EXERCISE GOAL — Nothing but an exact copy is asked for: the lines in the material below from the one with "list UI elements" through the one with "Segment this screenshot: for", pictures excluded.

SOURCE MATERIAL —
+--

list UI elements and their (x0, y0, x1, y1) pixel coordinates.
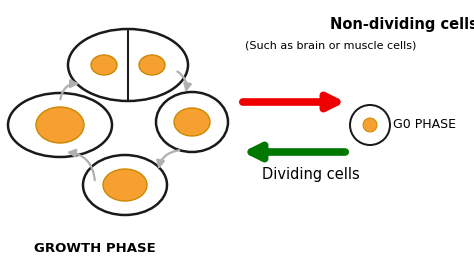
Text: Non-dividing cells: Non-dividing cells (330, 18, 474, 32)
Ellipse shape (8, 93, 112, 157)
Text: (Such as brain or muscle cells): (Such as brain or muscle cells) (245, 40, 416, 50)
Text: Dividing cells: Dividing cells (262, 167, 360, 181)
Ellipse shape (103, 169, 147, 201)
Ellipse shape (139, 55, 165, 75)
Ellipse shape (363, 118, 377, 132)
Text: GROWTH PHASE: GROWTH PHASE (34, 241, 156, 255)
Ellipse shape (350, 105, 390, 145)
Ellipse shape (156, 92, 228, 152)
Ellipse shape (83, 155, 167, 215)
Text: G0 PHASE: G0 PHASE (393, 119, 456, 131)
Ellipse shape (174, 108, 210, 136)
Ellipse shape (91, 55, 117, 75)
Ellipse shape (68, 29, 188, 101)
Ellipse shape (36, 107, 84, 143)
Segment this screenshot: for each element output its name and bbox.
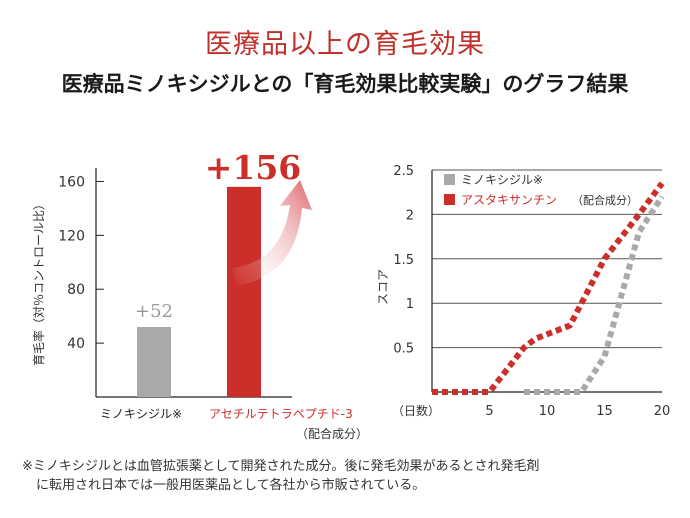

+--

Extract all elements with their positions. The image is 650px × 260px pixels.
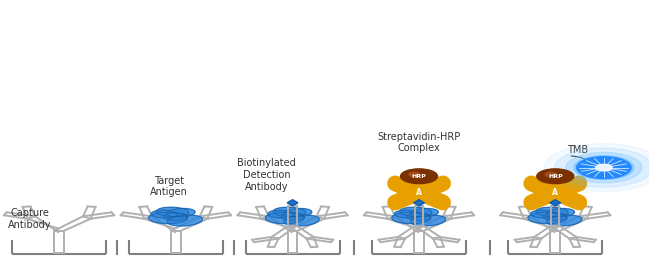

+--

SOLUTION TO THIS PROBLEM —
list UI elements and their (x0, y0, x1, y1) pixel coordinates.
Text: Non-dividing cells: Non-dividing cells (330, 18, 474, 32)
Ellipse shape (8, 93, 112, 157)
Text: (Such as brain or muscle cells): (Such as brain or muscle cells) (245, 40, 416, 50)
Text: Dividing cells: Dividing cells (262, 167, 360, 181)
Ellipse shape (103, 169, 147, 201)
Ellipse shape (139, 55, 165, 75)
Ellipse shape (363, 118, 377, 132)
Text: GROWTH PHASE: GROWTH PHASE (34, 241, 156, 255)
Ellipse shape (350, 105, 390, 145)
Ellipse shape (156, 92, 228, 152)
Ellipse shape (83, 155, 167, 215)
Text: G0 PHASE: G0 PHASE (393, 119, 456, 131)
Ellipse shape (174, 108, 210, 136)
Ellipse shape (91, 55, 117, 75)
Ellipse shape (68, 29, 188, 101)
Ellipse shape (36, 107, 84, 143)
Segment this screenshot: for each element output its name and bbox.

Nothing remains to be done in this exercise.